Excerpted data =
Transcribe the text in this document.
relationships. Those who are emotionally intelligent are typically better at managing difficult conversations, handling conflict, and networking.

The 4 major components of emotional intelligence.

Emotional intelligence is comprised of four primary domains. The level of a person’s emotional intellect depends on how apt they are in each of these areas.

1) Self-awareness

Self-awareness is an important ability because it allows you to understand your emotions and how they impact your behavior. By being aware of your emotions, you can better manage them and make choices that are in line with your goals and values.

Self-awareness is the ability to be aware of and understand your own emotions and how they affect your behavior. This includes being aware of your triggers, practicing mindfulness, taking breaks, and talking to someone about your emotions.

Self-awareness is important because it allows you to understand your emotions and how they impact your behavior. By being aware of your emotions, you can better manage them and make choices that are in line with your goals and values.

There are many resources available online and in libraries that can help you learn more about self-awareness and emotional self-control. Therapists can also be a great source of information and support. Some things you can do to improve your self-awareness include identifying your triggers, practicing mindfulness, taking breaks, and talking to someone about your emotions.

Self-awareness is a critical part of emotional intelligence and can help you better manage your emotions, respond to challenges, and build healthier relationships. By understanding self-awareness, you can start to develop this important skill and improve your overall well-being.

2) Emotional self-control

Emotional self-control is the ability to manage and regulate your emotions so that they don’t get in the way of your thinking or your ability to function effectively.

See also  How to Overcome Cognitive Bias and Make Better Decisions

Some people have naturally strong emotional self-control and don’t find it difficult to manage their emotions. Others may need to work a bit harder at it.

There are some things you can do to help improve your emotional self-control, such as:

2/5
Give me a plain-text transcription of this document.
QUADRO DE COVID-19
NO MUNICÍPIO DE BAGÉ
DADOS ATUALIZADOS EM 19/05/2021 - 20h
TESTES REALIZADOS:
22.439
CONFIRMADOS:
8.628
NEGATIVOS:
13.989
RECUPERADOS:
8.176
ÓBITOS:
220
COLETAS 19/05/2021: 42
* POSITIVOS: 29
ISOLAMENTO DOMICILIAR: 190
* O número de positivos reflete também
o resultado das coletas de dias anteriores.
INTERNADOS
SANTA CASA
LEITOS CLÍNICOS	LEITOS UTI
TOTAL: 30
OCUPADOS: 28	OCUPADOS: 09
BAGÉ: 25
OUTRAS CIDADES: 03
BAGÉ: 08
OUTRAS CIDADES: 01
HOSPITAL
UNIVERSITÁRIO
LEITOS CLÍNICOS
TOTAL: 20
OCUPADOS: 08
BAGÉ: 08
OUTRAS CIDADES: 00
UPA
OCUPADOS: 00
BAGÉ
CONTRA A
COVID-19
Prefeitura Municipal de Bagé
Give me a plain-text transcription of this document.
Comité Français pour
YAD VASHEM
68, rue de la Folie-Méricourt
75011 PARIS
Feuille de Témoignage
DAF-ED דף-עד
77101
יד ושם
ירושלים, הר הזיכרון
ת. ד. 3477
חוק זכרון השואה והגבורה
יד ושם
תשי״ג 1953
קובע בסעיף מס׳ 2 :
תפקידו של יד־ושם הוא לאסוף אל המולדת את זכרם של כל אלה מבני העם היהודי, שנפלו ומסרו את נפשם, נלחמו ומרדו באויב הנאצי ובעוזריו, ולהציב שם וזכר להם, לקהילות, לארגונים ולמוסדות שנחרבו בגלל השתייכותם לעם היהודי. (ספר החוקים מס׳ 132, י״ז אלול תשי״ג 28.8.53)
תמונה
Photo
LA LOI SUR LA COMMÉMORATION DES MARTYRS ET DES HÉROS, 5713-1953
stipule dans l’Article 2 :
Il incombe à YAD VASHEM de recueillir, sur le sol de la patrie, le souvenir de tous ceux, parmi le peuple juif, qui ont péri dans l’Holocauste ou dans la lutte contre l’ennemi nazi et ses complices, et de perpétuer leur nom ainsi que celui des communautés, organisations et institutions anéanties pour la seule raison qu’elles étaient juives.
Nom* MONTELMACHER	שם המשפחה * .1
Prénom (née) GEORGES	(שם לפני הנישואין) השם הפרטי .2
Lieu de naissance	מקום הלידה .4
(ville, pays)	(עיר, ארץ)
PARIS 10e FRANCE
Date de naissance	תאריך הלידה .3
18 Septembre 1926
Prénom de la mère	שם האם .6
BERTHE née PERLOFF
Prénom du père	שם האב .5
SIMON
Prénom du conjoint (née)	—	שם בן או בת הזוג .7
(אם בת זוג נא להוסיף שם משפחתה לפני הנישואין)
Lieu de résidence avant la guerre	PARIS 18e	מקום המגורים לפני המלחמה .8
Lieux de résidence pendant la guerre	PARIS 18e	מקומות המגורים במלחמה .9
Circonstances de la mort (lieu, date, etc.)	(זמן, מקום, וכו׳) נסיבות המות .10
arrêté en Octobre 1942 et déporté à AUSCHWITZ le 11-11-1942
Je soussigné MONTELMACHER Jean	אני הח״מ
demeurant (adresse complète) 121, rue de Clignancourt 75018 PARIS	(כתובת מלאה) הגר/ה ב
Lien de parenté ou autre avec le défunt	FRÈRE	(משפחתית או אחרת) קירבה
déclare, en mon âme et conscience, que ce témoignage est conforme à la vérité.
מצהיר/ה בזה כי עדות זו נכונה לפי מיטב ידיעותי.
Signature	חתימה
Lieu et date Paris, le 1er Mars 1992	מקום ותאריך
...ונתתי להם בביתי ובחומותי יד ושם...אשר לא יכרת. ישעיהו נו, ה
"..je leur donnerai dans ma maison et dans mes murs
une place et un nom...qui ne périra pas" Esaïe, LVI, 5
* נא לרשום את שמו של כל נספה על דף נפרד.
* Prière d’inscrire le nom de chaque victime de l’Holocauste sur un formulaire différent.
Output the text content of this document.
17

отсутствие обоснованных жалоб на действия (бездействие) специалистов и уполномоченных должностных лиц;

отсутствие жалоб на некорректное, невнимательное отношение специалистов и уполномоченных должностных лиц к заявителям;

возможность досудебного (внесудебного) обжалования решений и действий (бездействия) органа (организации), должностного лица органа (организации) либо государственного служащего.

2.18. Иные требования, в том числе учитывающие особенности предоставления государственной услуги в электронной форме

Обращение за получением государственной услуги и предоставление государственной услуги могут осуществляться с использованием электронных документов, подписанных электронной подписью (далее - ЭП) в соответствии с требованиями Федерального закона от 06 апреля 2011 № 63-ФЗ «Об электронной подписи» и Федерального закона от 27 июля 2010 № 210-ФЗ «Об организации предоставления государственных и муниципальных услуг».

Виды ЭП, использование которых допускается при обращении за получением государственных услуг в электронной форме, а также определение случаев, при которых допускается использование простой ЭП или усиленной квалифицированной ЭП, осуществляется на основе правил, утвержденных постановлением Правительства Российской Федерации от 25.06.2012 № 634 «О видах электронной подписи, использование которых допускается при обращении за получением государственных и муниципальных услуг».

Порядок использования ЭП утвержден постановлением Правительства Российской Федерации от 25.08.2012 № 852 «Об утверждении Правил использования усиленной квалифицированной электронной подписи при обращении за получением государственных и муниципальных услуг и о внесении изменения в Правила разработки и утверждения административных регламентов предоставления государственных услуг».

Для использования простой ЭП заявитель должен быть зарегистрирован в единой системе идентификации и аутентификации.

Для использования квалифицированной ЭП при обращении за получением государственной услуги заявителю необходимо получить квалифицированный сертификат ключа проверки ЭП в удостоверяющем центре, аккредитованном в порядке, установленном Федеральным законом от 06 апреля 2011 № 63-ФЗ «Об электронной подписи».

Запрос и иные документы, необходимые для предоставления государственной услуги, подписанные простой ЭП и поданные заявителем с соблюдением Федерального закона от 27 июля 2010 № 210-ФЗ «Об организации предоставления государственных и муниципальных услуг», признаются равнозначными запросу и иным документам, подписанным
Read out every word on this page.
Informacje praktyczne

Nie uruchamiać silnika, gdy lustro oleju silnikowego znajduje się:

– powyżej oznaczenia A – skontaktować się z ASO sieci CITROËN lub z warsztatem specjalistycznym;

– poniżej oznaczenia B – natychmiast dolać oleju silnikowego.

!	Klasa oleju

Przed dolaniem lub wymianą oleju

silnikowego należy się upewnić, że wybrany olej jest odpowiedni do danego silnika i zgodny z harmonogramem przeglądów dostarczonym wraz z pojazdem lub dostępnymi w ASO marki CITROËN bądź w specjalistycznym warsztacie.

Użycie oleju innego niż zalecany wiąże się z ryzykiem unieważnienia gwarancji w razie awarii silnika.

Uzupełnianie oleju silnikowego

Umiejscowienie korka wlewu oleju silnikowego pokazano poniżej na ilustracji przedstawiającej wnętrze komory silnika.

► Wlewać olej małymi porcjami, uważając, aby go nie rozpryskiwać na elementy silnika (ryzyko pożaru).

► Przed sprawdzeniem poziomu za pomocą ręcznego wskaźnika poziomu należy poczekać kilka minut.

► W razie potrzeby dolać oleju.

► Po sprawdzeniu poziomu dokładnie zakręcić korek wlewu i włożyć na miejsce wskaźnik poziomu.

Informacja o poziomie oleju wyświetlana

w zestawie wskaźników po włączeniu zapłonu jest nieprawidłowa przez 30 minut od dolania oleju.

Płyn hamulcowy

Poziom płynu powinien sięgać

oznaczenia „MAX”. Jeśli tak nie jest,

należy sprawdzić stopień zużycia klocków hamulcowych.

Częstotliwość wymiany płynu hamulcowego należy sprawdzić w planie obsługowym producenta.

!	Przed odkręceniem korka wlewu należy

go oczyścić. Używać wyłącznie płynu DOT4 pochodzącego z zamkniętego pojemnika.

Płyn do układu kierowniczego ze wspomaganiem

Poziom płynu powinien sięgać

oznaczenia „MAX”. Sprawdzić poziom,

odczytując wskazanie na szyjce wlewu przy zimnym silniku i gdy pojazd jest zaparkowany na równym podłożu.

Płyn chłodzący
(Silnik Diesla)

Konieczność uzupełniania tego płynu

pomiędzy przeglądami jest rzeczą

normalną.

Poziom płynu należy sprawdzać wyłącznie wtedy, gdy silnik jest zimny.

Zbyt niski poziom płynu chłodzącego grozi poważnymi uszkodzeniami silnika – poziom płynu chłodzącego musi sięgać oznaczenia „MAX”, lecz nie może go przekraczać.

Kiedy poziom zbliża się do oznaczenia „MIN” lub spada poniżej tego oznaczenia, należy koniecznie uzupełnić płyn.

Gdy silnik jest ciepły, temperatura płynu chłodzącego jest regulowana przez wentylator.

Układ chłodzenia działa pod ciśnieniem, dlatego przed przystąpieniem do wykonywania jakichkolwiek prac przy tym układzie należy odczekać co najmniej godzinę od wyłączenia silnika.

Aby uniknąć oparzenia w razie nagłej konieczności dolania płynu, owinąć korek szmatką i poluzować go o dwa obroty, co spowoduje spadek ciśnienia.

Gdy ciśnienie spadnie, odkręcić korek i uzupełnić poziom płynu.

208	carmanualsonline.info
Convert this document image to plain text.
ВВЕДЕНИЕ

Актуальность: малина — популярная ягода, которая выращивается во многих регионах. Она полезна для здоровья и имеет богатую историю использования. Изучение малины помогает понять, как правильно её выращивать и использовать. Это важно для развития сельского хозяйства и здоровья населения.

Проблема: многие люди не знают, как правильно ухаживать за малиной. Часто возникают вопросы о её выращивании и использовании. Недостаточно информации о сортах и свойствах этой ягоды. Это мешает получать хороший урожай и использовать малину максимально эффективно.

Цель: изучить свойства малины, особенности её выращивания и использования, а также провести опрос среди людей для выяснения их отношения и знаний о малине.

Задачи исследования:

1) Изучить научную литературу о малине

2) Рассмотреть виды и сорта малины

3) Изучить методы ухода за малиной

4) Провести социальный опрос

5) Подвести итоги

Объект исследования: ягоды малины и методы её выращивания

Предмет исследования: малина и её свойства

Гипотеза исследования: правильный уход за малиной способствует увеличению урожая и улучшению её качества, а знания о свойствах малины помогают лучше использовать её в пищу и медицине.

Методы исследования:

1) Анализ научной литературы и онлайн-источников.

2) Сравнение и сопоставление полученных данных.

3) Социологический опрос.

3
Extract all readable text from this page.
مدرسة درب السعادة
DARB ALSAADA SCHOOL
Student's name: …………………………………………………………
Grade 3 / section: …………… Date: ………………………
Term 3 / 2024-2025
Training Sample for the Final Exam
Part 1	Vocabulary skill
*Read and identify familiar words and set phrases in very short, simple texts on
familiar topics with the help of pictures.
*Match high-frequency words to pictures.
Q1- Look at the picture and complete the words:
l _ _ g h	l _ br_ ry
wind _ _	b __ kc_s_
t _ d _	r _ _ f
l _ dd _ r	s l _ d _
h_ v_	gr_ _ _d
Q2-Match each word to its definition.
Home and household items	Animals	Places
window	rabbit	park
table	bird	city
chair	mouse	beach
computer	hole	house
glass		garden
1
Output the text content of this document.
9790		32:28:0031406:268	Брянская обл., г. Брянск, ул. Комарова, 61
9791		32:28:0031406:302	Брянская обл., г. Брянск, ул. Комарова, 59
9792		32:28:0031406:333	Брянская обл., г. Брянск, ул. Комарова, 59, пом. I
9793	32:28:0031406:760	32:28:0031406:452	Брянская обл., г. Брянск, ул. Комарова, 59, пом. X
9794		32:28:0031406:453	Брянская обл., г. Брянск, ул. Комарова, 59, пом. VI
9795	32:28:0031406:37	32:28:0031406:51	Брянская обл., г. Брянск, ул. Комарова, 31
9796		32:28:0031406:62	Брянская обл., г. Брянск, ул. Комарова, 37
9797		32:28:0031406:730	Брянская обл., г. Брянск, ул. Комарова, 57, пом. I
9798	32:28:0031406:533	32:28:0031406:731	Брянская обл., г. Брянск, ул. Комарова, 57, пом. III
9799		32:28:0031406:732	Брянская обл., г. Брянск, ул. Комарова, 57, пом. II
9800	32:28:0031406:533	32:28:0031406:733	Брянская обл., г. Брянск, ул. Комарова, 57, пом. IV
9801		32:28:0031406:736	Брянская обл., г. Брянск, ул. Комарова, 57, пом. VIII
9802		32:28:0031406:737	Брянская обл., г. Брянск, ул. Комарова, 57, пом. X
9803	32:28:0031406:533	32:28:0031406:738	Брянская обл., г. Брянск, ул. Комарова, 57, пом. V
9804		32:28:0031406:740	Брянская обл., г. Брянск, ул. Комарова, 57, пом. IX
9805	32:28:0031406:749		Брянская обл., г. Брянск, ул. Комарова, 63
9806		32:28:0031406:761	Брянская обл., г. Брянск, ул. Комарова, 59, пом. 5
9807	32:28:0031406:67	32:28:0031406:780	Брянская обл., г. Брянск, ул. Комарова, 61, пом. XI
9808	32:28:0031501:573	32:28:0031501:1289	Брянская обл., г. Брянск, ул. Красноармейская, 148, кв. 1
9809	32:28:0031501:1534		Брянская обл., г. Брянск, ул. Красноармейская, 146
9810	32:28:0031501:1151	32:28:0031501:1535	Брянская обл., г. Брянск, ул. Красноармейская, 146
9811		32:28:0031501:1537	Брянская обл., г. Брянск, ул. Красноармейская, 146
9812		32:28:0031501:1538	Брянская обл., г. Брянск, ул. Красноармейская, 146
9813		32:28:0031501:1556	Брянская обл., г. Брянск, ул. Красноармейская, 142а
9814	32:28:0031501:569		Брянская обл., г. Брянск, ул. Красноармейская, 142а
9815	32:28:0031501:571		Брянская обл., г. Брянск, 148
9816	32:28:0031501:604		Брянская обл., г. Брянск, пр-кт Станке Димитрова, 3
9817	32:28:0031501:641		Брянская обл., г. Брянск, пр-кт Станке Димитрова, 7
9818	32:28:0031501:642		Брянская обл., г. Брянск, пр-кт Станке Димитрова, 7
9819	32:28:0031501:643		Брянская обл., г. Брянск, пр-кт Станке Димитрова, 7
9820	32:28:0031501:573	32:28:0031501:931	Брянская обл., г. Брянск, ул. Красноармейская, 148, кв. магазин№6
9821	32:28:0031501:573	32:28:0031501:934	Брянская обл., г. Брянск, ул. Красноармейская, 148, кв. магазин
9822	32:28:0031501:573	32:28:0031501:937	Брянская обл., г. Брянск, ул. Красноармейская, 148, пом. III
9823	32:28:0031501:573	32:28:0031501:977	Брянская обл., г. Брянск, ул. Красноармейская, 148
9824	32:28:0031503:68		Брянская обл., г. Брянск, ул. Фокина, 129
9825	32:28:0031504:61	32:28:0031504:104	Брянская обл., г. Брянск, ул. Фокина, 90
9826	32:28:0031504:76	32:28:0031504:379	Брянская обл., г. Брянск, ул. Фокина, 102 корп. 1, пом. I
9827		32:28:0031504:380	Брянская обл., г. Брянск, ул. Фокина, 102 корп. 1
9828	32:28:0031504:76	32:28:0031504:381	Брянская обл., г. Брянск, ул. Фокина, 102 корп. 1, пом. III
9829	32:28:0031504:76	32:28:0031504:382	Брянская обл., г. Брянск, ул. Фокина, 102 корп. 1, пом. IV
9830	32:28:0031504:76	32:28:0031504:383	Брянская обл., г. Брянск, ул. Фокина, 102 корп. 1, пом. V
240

Your objective = Of the lines above, how many hold the string "someone"? Answer with only the number.

Reply to the task = 2